-- BEGIN Input --

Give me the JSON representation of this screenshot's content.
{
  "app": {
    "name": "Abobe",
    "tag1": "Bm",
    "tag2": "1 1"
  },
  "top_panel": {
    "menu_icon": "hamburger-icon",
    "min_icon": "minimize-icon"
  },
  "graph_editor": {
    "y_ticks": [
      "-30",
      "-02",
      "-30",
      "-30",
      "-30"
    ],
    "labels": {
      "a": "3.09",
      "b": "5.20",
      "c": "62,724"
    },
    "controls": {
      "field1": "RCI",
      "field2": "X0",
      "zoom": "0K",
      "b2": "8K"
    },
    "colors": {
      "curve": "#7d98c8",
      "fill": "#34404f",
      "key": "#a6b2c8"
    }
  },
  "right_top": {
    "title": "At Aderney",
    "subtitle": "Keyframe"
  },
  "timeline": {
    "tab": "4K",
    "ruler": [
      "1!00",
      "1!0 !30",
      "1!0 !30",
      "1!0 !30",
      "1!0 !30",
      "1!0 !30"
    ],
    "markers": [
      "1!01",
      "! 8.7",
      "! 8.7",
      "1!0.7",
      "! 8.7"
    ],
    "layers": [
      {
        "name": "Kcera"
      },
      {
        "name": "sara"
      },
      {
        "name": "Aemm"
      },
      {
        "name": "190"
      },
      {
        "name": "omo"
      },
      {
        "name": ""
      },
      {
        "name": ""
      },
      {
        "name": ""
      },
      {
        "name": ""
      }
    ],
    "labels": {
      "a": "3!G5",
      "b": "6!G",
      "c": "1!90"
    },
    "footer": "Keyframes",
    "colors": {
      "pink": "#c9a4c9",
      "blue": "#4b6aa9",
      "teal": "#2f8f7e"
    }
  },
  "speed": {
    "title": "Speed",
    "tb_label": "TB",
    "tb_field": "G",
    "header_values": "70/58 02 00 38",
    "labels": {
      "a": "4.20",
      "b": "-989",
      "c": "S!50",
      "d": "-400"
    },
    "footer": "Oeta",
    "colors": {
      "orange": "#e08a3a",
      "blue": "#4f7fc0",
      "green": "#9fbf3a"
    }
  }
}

-- END Input --

* _Task to carry out_: From the entries above, select each line containing the string "name".

* _Response below_:
    "name": "Abobe",
        "name": "Kcera"
        "name": "sara"
        "name": "Aemm"
        "name": "190"
        "name": "omo"
        "name": ""
        "name": ""
        "name": ""
        "name": ""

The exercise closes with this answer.